Short exercise: Return, word for word, every line that follows.

Material for this exercise:
··········
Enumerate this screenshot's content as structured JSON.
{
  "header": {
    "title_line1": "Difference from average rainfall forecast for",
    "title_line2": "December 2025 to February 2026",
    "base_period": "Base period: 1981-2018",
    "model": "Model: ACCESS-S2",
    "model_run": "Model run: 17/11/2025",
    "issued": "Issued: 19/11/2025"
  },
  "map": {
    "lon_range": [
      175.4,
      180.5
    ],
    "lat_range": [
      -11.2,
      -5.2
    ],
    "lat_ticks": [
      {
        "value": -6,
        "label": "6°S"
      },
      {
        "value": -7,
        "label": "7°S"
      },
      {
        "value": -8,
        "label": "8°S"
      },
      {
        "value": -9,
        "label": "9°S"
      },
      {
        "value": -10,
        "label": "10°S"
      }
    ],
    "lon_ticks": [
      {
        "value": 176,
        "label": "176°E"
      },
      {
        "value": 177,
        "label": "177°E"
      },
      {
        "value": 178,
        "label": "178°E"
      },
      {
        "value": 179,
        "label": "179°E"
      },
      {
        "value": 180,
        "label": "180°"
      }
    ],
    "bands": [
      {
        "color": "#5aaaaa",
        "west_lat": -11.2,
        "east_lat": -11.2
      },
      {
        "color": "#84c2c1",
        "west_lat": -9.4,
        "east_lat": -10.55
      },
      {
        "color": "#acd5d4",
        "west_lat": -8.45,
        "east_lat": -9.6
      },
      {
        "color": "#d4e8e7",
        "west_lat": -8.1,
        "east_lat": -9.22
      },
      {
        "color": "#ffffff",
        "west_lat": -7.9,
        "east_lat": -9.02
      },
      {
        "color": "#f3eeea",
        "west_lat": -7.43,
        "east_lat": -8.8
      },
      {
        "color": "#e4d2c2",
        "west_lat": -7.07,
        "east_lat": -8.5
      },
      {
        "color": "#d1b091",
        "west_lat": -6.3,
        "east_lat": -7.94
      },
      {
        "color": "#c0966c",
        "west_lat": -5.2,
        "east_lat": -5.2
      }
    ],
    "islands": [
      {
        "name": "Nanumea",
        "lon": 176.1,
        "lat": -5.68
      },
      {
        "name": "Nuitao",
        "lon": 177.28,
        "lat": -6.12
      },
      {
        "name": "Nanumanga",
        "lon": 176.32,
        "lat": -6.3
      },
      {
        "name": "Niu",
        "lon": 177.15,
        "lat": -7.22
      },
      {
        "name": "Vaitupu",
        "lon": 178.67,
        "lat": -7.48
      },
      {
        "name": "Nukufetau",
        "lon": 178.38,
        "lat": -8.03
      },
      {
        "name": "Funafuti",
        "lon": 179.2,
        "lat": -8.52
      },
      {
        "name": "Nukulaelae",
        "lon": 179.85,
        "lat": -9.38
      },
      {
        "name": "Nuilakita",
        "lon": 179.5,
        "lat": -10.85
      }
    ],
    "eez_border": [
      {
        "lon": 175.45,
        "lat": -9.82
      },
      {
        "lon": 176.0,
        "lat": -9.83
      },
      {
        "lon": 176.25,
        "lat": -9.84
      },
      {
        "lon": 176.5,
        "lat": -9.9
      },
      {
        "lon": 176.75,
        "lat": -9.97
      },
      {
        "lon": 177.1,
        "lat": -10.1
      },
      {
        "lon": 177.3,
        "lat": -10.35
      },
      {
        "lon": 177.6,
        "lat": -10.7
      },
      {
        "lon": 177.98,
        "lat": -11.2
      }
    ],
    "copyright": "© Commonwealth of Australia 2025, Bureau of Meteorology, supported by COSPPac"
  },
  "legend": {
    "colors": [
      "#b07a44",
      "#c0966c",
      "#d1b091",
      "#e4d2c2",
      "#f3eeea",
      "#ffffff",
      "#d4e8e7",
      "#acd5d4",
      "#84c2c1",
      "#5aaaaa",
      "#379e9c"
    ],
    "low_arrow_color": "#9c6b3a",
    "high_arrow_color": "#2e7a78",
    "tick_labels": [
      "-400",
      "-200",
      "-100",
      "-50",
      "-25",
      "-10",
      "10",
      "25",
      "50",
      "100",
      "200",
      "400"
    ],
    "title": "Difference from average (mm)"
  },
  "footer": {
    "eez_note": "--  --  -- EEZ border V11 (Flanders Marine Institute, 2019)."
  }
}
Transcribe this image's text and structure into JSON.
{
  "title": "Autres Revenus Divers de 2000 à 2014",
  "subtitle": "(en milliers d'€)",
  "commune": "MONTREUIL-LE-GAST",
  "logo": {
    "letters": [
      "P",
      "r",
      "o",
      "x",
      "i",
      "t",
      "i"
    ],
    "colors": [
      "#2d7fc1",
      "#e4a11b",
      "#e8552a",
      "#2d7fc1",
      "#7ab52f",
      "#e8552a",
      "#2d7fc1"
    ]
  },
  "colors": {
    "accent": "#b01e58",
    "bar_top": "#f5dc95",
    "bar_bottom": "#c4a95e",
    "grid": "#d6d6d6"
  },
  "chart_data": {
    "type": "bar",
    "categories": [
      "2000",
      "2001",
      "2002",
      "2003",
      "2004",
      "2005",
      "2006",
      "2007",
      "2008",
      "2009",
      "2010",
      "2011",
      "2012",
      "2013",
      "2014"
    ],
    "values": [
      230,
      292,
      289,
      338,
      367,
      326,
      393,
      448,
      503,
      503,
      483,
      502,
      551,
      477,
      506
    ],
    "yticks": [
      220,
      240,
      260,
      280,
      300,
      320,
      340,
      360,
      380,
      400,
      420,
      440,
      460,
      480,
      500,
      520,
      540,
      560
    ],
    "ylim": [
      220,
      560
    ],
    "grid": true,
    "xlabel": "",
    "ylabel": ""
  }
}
··········
Exercise answer:
Enumerate this screenshot's content as structured JSON.
{
  "header": {
    "title_line1": "Difference from average rainfall forecast for",
    "title_line2": "December 2025 to February 2026",
    "base_period": "Base period: 1981-2018",
    "model": "Model: ACCESS-S2",
    "model_run": "Model run: 17/11/2025",
    "issued": "Issued: 19/11/2025"
  },
  "map": {
    "lon_range": [
      175.4,
      180.5
    ],
    "lat_range": [
      -11.2,
      -5.2
    ],
    "lat_ticks": [
      {
        "value": -6,
        "label": "6°S"
      },
      {
        "value": -7,
        "label": "7°S"
      },
      {
        "value": -8,
        "label": "8°S"
      },
      {
        "value": -9,
        "label": "9°S"
      },
      {
        "value": -10,
        "label": "10°S"
      }
    ],
    "lon_ticks": [
      {
        "value": 176,
        "label": "176°E"
      },
      {
        "value": 177,
        "label": "177°E"
      },
      {
        "value": 178,
        "label": "178°E"
      },
      {
        "value": 179,
        "label": "179°E"
      },
      {
        "value": 180,
        "label": "180°"
      }
    ],
    "bands": [
      {
        "color": "#5aaaaa",
        "west_lat": -11.2,
        "east_lat": -11.2
      },
      {
        "color": "#84c2c1",
        "west_lat": -9.4,
        "east_lat": -10.55
      },
      {
        "color": "#acd5d4",
        "west_lat": -8.45,
        "east_lat": -9.6
      },
      {
        "color": "#d4e8e7",
        "west_lat": -8.1,
        "east_lat": -9.22
      },
      {
        "color": "#ffffff",
        "west_lat": -7.9,
        "east_lat": -9.02
      },
      {
        "color": "#f3eeea",
        "west_lat": -7.43,
        "east_lat": -8.8
      },
      {
        "color": "#e4d2c2",
        "west_lat": -7.07,
        "east_lat": -8.5
      },
      {
        "color": "#d1b091",
        "west_lat": -6.3,
        "east_lat": -7.94
      },
      {
        "color": "#c0966c",
        "west_lat": -5.2,
        "east_lat": -5.2
      }
    ],
    "islands": [
      {
        "name": "Nanumea",
        "lon": 176.1,
        "lat": -5.68
      },
      {
        "name": "Nuitao",
        "lon": 177.28,
        "lat": -6.12
      },
      {
        "name": "Nanumanga",
        "lon": 176.32,
        "lat": -6.3
      },
      {
        "name": "Niu",
        "lon": 177.15,
        "lat": -7.22
      },
      {
        "name": "Vaitupu",
        "lon": 178.67,
        "lat": -7.48
      },
      {
        "name": "Nukufetau",
        "lon": 178.38,
        "lat": -8.03
      },
      {
        "name": "Funafuti",
        "lon": 179.2,
        "lat": -8.52
      },
      {
        "name": "Nukulaelae",
        "lon": 179.85,
        "lat": -9.38
      },
      {
        "name": "Nuilakita",
        "lon": 179.5,
        "lat": -10.85
      }
    ],
    "eez_border": [
      {
        "lon": 175.45,
        "lat": -9.82
      },
      {
        "lon": 176.0,
        "lat": -9.83
      },
      {
        "lon": 176.25,
        "lat": -9.84
      },
      {
        "lon": 176.5,
        "lat": -9.9
      },
      {
        "lon": 176.75,
        "lat": -9.97
      },
      {
        "lon": 177.1,
        "lat": -10.1
      },
      {
        "lon": 177.3,
        "lat": -10.35
      },
      {
        "lon": 177.6,
        "lat": -10.7
      },
      {
        "lon": 177.98,
        "lat": -11.2
      }
    ],
    "copyright": "© Commonwealth of Australia 2025, Bureau of Meteorology, supported by COSPPac"
  },
  "legend": {
    "colors": [
      "#b07a44",
      "#c0966c",
      "#d1b091",
      "#e4d2c2",
      "#f3eeea",
      "#ffffff",
      "#d4e8e7",
      "#acd5d4",
      "#84c2c1",
      "#5aaaaa",
      "#379e9c"
    ],
    "low_arrow_color": "#9c6b3a",
    "high_arrow_color": "#2e7a78",
    "tick_labels": [
      "-400",
      "-200",
      "-100",
      "-50",
      "-25",
      "-10",
      "10",
      "25",
      "50",
      "100",
      "200",
      "400"
    ],
    "title": "Difference from average (mm)"
  },
  "footer": {
    "eez_note": "--  --  -- EEZ border V11 (Flanders Marine Institute, 2019)."
  }
}
Transcribe this image's text and structure into JSON.
{
  "title": "Autres Revenus Divers de 2000 à 2014",
  "subtitle": "(en milliers d'€)",
  "commune": "MONTREUIL-LE-GAST",
  "logo": {
    "letters": [
      "P",
      "r",
      "o",
      "x",
      "i",
      "t",
      "i"
    ],
    "colors": [
      "#2d7fc1",
      "#e4a11b",
      "#e8552a",
      "#2d7fc1",
      "#7ab52f",
      "#e8552a",
      "#2d7fc1"
    ]
  },
  "colors": {
    "accent": "#b01e58",
    "bar_top": "#f5dc95",
    "bar_bottom": "#c4a95e",
    "grid": "#d6d6d6"
  },
  "chart_data": {
    "type": "bar",
    "categories": [
      "2000",
      "2001",
      "2002",
      "2003",
      "2004",
      "2005",
      "2006",
      "2007",
      "2008",
      "2009",
      "2010",
      "2011",
      "2012",
      "2013",
      "2014"
    ],
    "values": [
      230,
      292,
      289,
      338,
      367,
      326,
      393,
      448,
      503,
      503,
      483,
      502,
      551,
      477,
      506
    ],
    "yticks": [
      220,
      240,
      260,
      280,
      300,
      320,
      340,
      360,
      380,
      400,
      420,
      440,
      460,
      480,
      500,
      520,
      540,
      560
    ],
    "ylim": [
      220,
      560
    ],
    "grid": true,
    "xlabel": "",
    "ylabel": ""
  }
}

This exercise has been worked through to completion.